DATA.
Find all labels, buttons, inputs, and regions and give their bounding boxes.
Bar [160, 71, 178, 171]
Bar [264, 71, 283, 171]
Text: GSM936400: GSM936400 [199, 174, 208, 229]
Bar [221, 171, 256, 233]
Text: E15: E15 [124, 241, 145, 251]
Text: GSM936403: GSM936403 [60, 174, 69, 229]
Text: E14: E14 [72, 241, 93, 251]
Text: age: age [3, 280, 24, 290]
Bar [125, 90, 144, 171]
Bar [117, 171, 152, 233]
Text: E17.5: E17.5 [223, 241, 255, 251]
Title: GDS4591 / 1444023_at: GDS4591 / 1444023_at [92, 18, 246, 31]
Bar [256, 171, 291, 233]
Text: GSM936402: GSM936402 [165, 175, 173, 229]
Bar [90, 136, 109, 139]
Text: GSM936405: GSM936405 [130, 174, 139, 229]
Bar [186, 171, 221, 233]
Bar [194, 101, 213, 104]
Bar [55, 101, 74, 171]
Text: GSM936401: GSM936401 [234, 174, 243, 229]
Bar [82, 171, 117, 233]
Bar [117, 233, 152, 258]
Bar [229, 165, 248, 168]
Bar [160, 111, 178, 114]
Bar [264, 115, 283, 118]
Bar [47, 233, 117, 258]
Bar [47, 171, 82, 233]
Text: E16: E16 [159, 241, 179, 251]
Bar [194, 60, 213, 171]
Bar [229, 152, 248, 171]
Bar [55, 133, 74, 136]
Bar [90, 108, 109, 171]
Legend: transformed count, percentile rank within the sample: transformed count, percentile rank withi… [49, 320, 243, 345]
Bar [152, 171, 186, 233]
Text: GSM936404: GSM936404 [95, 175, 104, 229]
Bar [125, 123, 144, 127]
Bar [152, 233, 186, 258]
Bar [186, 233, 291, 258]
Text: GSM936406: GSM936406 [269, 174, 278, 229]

WORK INSTRUCTIONS. Could you reproduce all of the material above, line for line and character for character, without changing anything?

EXPECTED OUTPUT.
Find all labels, buttons, inputs, and regions and give their bounding boxes.
Bar [160, 71, 178, 171]
Bar [264, 71, 283, 171]
Text: GSM936400: GSM936400 [199, 174, 208, 229]
Bar [221, 171, 256, 233]
Text: E15: E15 [124, 241, 145, 251]
Text: GSM936403: GSM936403 [60, 174, 69, 229]
Text: E14: E14 [72, 241, 93, 251]
Text: age: age [3, 280, 24, 290]
Bar [125, 90, 144, 171]
Bar [117, 171, 152, 233]
Text: E17.5: E17.5 [223, 241, 255, 251]
Title: GDS4591 / 1444023_at: GDS4591 / 1444023_at [92, 18, 246, 31]
Bar [256, 171, 291, 233]
Text: GSM936402: GSM936402 [165, 175, 173, 229]
Bar [90, 136, 109, 139]
Text: GSM936405: GSM936405 [130, 174, 139, 229]
Bar [186, 171, 221, 233]
Bar [194, 101, 213, 104]
Bar [55, 101, 74, 171]
Text: GSM936401: GSM936401 [234, 174, 243, 229]
Bar [82, 171, 117, 233]
Bar [117, 233, 152, 258]
Bar [229, 165, 248, 168]
Bar [160, 111, 178, 114]
Bar [264, 115, 283, 118]
Bar [47, 233, 117, 258]
Bar [47, 171, 82, 233]
Text: E16: E16 [159, 241, 179, 251]
Bar [194, 60, 213, 171]
Bar [229, 152, 248, 171]
Bar [55, 133, 74, 136]
Bar [90, 108, 109, 171]
Legend: transformed count, percentile rank within the sample: transformed count, percentile rank withi… [49, 320, 243, 345]
Bar [152, 171, 186, 233]
Text: GSM936404: GSM936404 [95, 175, 104, 229]
Bar [125, 123, 144, 127]
Bar [152, 233, 186, 258]
Bar [186, 233, 291, 258]
Text: GSM936406: GSM936406 [269, 174, 278, 229]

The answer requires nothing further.